» The problem: Without the pictures, reproduce the records that follow exactly.

Data excerpts
>>>

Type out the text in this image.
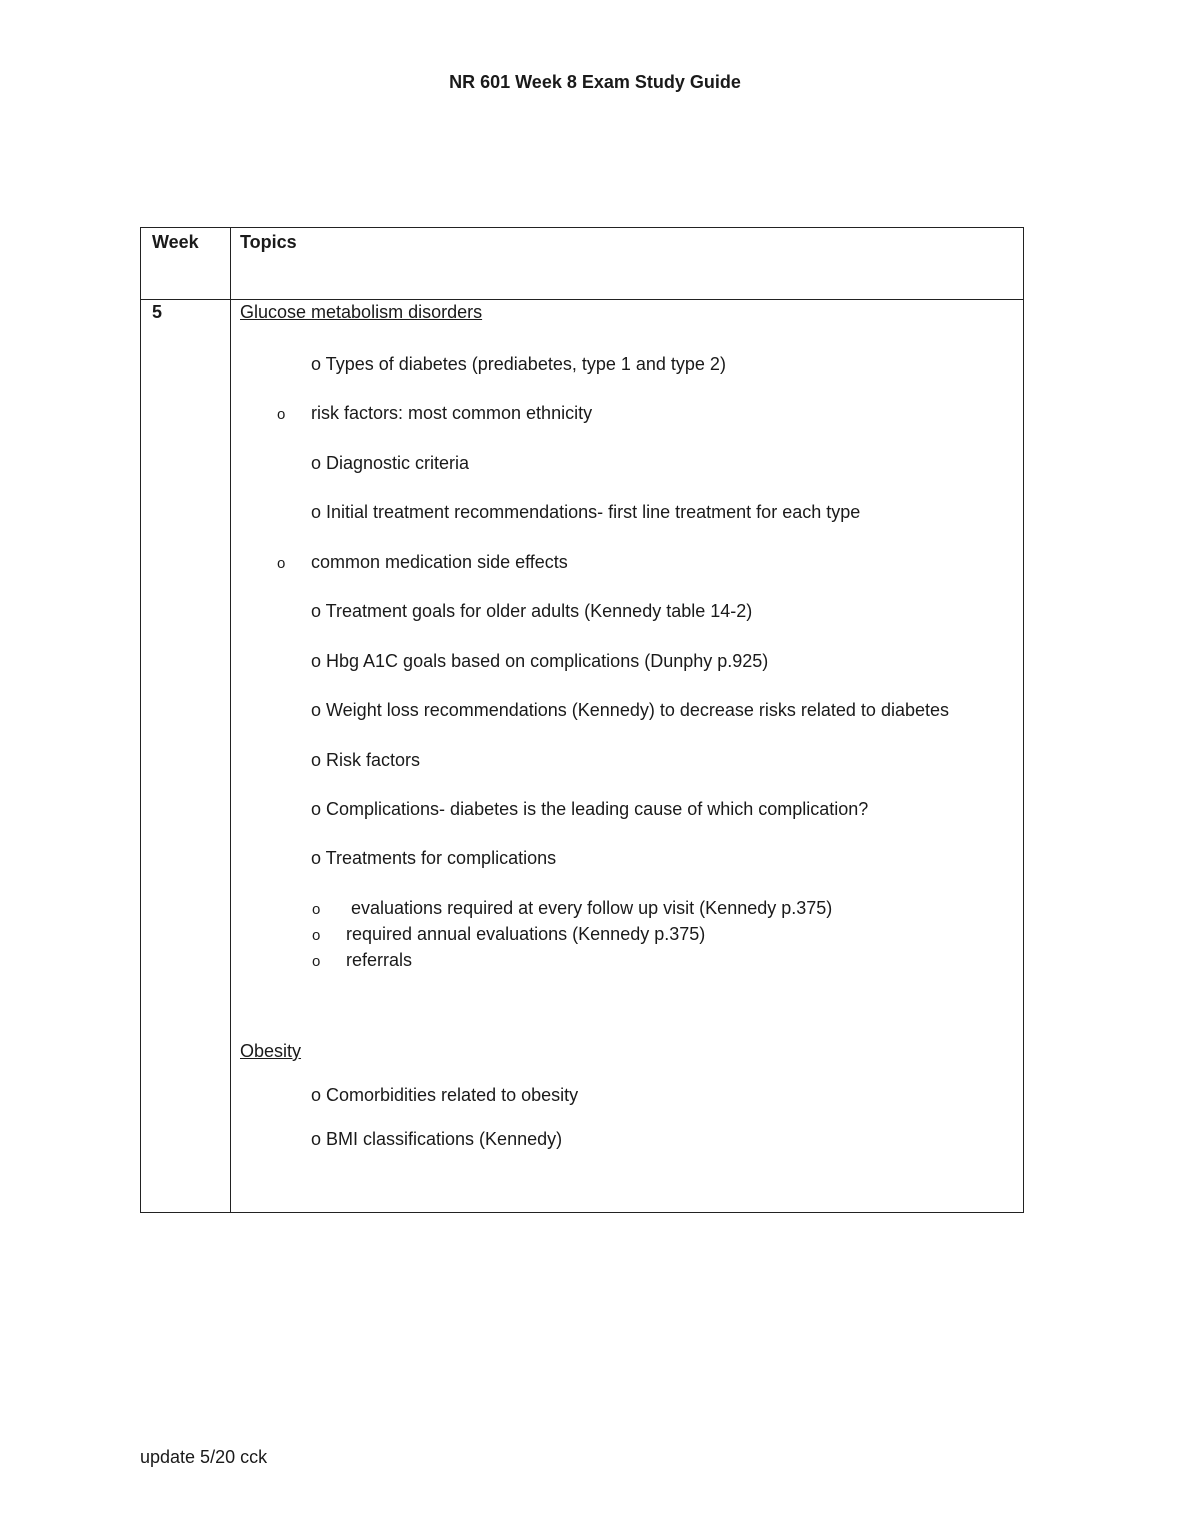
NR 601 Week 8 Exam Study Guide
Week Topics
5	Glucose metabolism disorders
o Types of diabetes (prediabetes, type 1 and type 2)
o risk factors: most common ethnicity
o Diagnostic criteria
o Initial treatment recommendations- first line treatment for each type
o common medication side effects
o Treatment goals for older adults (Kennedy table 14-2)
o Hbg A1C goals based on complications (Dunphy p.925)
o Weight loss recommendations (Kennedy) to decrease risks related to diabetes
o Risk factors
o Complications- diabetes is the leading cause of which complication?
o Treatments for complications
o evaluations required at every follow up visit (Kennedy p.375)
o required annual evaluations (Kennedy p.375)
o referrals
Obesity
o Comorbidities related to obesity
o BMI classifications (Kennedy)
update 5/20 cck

<<<

» Answer for this exercise:
Type out the text in this image.
NR 601 Week 8 Exam Study Guide
Week Topics
5	Glucose metabolism disorders
o Types of diabetes (prediabetes, type 1 and type 2)
o risk factors: most common ethnicity
o Diagnostic criteria
o Initial treatment recommendations- first line treatment for each type
o common medication side effects
o Treatment goals for older adults (Kennedy table 14-2)
o Hbg A1C goals based on complications (Dunphy p.925)
o Weight loss recommendations (Kennedy) to decrease risks related to diabetes
o Risk factors
o Complications- diabetes is the leading cause of which complication?
o Treatments for complications
o evaluations required at every follow up visit (Kennedy p.375)
o required annual evaluations (Kennedy p.375)
o referrals
Obesity
o Comorbidities related to obesity
o BMI classifications (Kennedy)
update 5/20 cck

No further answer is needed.